[Page element annotations]

————

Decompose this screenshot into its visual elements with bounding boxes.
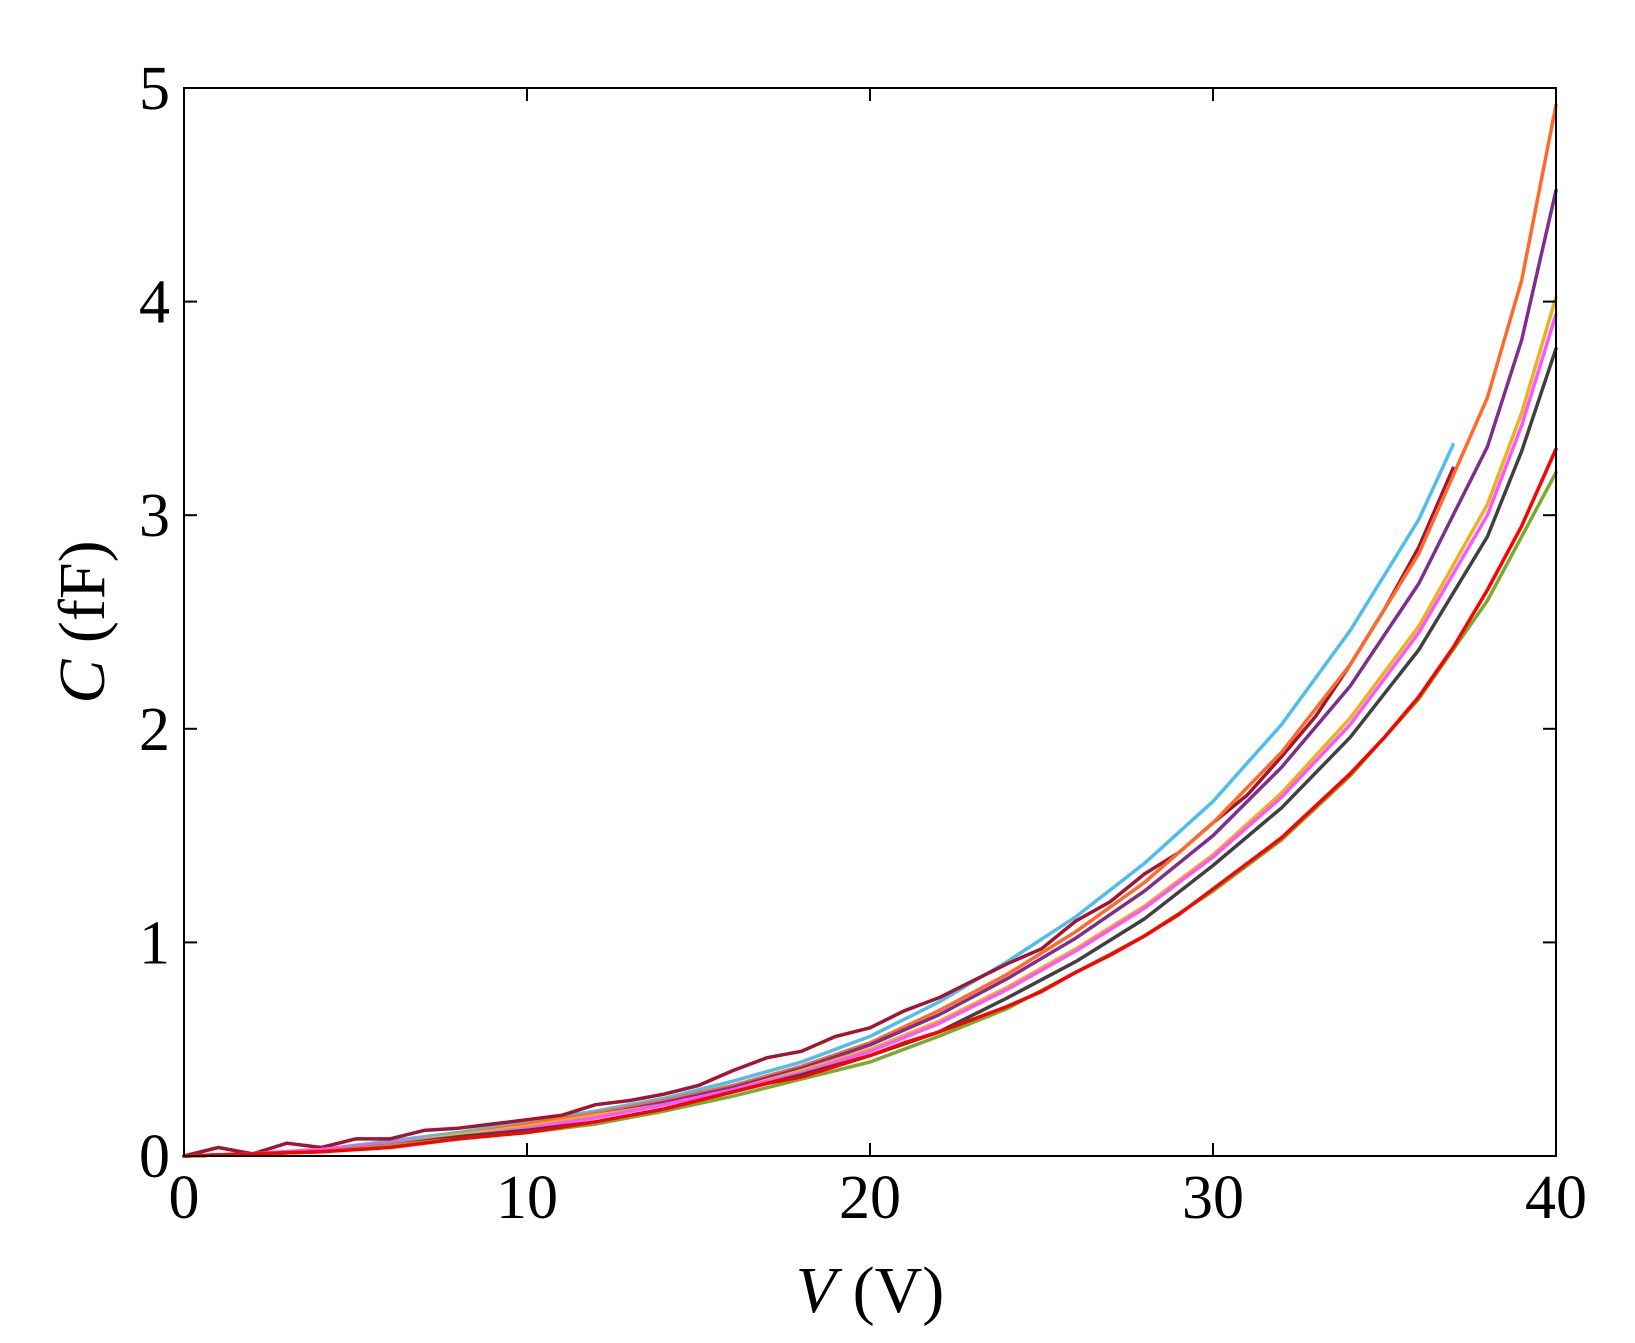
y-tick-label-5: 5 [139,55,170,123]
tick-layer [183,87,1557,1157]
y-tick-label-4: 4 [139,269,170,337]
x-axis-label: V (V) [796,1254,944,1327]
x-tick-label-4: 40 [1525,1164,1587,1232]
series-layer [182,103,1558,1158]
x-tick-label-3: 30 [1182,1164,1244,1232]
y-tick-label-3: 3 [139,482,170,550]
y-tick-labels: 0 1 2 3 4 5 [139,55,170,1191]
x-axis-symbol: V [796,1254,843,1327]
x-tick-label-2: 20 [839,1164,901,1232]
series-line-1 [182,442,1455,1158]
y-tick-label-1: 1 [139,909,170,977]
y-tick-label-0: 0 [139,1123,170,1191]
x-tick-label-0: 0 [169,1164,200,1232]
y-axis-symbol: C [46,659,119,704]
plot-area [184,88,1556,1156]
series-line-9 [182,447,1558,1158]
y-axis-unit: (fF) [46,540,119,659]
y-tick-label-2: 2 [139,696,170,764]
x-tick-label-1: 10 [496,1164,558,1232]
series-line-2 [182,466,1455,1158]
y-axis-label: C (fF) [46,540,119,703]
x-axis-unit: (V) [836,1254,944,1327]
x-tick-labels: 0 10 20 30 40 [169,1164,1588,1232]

————

**Exercise instructions**
Transcribe all of the lines above exactly, omitting the pictures from your answer.

**Reply to the exercise**
Decompose this screenshot into its visual elements with bounding boxes.
y-tick-label-5: 5 [139,55,170,123]
tick-layer [183,87,1557,1157]
y-tick-label-4: 4 [139,269,170,337]
x-axis-label: V (V) [796,1254,944,1327]
x-tick-label-4: 40 [1525,1164,1587,1232]
series-layer [182,103,1558,1158]
x-tick-label-3: 30 [1182,1164,1244,1232]
y-tick-label-3: 3 [139,482,170,550]
y-tick-labels: 0 1 2 3 4 5 [139,55,170,1191]
x-axis-symbol: V [796,1254,843,1327]
x-tick-label-2: 20 [839,1164,901,1232]
series-line-1 [182,442,1455,1158]
y-tick-label-1: 1 [139,909,170,977]
y-tick-label-0: 0 [139,1123,170,1191]
x-tick-label-0: 0 [169,1164,200,1232]
y-axis-symbol: C [46,659,119,704]
plot-area [184,88,1556,1156]
series-line-9 [182,447,1558,1158]
y-axis-unit: (fF) [46,540,119,659]
y-tick-label-2: 2 [139,696,170,764]
x-tick-label-1: 10 [496,1164,558,1232]
series-line-2 [182,466,1455,1158]
y-axis-label: C (fF) [46,540,119,703]
x-axis-unit: (V) [836,1254,944,1327]
x-tick-labels: 0 10 20 30 40 [169,1164,1588,1232]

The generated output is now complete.